| EXCERPTED RECORDS |
################

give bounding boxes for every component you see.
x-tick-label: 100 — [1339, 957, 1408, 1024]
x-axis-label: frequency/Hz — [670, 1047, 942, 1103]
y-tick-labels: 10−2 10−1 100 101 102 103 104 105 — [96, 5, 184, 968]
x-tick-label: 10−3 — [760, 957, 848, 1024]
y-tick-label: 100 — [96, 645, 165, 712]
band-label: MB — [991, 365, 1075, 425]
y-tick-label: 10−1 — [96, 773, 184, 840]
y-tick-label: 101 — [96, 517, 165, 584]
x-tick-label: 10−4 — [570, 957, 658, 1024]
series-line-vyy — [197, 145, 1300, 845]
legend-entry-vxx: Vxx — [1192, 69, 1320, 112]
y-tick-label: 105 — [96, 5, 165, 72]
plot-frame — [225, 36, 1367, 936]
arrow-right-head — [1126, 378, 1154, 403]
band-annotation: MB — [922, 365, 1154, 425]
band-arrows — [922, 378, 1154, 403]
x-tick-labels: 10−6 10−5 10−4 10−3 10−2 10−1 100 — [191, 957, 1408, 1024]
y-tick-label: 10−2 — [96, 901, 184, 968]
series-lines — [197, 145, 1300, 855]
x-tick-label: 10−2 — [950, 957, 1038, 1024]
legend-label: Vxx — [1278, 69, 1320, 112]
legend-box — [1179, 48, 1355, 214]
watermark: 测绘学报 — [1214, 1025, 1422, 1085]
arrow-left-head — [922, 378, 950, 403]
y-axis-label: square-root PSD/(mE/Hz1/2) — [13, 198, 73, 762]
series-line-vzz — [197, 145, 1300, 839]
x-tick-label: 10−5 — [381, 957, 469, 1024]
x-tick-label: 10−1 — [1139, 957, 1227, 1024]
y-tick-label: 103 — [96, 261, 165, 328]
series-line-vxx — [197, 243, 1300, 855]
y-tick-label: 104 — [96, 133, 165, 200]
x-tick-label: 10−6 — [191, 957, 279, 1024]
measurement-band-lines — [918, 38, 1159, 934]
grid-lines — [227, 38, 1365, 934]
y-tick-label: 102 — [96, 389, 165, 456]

################

| GIVEN TASK |
Repeat the rows above word for word, starting at the first row and ending at the row that contains "y-tick-label: 101 — [96, 517, 165, 584]". Include both of those rows.

| FINISHED EXERCISE |
give bounding boxes for every component you see.
x-tick-label: 100 — [1339, 957, 1408, 1024]
x-axis-label: frequency/Hz — [670, 1047, 942, 1103]
y-tick-labels: 10−2 10−1 100 101 102 103 104 105 — [96, 5, 184, 968]
x-tick-label: 10−3 — [760, 957, 848, 1024]
y-tick-label: 100 — [96, 645, 165, 712]
band-label: MB — [991, 365, 1075, 425]
y-tick-label: 10−1 — [96, 773, 184, 840]
y-tick-label: 101 — [96, 517, 165, 584]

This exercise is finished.